* START Input *
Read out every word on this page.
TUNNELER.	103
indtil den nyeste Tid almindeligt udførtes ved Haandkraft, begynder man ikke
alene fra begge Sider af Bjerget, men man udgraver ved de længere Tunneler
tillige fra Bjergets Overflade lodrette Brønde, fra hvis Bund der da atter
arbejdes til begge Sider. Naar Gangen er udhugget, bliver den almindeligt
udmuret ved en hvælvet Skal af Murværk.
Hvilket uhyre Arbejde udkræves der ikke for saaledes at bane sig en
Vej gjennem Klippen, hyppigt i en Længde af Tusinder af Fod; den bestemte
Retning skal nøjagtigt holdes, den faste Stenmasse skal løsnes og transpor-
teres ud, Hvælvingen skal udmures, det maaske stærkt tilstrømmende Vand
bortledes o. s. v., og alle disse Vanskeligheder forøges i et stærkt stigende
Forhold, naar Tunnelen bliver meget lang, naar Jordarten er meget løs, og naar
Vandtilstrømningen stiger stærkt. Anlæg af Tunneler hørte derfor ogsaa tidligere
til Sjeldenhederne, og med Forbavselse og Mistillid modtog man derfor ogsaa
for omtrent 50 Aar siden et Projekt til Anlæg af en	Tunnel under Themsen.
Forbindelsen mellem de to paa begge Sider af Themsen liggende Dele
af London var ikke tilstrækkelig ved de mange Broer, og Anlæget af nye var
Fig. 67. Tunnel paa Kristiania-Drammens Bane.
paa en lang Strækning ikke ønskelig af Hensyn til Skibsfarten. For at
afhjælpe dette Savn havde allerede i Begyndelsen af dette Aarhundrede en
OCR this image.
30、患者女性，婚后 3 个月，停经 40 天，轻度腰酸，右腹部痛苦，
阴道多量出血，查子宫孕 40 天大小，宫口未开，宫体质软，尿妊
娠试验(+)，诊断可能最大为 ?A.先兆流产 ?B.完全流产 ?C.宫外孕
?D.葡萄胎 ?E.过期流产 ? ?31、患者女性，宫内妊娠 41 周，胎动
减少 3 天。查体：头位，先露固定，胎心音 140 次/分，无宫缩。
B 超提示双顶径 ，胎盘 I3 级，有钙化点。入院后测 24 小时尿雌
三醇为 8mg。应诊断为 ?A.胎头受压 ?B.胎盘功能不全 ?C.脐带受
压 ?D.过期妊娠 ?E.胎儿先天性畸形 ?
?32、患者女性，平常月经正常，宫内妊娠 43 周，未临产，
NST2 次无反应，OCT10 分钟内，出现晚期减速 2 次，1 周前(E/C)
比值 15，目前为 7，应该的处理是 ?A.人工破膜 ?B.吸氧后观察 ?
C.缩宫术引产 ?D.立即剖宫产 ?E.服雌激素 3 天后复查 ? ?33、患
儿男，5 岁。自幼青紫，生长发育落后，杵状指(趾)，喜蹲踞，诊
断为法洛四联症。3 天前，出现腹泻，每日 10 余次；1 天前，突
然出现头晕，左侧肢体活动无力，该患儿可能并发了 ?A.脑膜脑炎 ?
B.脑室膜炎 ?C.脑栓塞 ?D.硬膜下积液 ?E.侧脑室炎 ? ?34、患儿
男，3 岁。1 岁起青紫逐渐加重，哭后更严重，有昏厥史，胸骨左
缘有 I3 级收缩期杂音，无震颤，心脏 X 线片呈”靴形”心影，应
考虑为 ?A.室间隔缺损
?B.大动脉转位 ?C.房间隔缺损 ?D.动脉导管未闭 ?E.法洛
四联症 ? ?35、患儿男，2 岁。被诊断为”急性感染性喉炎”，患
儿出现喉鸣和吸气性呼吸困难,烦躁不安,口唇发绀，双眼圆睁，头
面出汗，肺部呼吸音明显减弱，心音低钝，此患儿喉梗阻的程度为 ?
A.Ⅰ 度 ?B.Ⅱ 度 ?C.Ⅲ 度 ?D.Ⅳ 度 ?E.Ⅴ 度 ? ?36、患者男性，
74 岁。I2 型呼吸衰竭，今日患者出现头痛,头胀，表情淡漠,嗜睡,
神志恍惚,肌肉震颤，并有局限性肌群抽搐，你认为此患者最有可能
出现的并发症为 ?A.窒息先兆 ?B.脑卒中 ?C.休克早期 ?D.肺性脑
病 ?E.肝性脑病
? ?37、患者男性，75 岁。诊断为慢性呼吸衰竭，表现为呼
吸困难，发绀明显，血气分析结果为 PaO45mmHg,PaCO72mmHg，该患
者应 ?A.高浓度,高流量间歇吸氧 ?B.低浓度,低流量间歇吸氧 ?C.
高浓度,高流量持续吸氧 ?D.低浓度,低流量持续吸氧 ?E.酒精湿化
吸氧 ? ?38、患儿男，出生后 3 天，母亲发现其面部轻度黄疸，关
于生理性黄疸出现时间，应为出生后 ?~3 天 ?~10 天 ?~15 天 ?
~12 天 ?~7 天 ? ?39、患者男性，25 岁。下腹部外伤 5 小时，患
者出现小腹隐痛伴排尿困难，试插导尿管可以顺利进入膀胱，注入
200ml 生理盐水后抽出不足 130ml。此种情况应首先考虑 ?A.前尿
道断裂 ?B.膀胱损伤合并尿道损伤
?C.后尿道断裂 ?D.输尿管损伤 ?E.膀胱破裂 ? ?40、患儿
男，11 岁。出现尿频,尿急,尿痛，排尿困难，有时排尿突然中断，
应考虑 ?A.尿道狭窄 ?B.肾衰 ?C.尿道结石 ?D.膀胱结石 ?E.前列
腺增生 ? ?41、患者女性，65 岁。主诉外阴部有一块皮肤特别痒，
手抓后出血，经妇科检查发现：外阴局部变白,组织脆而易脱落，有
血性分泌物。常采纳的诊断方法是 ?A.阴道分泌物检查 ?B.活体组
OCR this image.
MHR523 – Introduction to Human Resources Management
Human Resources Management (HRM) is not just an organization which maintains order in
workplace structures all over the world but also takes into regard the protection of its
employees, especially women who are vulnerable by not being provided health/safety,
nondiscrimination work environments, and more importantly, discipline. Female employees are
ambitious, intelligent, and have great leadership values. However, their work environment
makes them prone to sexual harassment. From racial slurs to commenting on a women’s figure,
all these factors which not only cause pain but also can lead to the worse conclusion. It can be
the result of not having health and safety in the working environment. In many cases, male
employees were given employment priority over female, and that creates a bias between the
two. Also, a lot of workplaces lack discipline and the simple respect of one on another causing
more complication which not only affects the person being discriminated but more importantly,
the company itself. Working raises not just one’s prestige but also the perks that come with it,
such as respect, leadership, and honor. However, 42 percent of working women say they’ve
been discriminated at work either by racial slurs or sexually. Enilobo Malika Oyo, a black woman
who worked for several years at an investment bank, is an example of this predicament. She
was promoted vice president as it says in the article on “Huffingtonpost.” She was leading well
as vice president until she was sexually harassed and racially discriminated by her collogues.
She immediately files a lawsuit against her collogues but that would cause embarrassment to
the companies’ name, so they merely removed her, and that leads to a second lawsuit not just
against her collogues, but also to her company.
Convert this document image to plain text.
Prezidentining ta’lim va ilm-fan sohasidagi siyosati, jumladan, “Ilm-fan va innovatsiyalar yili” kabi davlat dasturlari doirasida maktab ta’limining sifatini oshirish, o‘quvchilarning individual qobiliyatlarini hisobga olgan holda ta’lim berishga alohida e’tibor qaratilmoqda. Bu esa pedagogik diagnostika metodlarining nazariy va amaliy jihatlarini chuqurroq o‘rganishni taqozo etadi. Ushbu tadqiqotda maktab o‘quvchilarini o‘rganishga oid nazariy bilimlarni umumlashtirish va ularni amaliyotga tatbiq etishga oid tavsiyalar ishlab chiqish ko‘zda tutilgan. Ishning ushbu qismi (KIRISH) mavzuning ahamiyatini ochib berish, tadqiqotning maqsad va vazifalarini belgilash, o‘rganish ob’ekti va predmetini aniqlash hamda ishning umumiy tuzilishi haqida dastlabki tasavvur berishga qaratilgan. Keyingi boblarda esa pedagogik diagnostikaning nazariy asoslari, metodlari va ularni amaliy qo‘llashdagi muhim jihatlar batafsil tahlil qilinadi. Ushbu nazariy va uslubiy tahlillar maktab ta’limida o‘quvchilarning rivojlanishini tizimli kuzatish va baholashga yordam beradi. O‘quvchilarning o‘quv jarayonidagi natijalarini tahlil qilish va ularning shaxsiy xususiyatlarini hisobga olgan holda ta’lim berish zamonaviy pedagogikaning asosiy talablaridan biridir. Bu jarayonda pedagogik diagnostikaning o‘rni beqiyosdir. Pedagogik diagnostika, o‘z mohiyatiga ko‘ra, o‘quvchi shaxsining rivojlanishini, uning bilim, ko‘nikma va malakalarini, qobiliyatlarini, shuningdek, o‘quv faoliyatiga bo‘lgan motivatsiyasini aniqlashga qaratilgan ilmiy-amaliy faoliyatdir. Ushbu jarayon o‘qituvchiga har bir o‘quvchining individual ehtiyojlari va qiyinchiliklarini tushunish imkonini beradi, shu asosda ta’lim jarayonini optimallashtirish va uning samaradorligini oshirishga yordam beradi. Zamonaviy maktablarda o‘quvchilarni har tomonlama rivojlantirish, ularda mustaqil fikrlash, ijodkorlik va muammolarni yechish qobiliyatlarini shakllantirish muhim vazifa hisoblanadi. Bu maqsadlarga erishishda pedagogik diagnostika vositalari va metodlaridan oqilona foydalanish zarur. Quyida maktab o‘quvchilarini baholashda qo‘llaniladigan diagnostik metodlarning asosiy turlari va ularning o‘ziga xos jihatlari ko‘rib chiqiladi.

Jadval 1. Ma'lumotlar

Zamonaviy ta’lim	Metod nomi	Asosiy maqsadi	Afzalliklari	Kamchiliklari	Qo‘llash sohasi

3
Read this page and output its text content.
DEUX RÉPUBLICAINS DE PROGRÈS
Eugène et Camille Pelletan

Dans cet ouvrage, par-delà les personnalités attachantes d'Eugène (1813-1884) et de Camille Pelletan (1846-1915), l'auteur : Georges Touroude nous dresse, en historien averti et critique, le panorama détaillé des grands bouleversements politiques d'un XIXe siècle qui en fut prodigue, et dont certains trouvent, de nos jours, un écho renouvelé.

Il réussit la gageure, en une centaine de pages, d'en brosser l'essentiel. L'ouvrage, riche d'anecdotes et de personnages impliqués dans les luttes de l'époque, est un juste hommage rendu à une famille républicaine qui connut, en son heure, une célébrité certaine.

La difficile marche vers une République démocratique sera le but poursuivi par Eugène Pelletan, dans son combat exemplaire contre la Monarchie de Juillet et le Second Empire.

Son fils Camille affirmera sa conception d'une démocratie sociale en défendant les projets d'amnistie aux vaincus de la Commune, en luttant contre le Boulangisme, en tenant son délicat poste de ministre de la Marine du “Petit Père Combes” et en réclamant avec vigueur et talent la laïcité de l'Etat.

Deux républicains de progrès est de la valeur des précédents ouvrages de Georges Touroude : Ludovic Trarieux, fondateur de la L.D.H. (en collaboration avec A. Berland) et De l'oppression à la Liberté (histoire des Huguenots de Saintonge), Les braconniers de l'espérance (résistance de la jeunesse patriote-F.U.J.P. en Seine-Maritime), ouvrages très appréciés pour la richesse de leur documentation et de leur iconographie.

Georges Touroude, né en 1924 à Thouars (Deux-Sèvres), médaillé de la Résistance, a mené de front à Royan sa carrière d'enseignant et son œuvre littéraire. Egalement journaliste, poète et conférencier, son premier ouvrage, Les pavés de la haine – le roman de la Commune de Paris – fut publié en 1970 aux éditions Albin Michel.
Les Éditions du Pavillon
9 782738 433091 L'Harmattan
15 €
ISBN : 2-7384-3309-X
* END Input *
§ **Goal of the exercise**
Search the records for the word "they" and copy every line where it occurs.

§ **Task response**
such as respect, leadership, and honor. However, 42 percent of working women say they’ve
the companies’ name, so they merely removed her, and that leads to a second lawsuit not just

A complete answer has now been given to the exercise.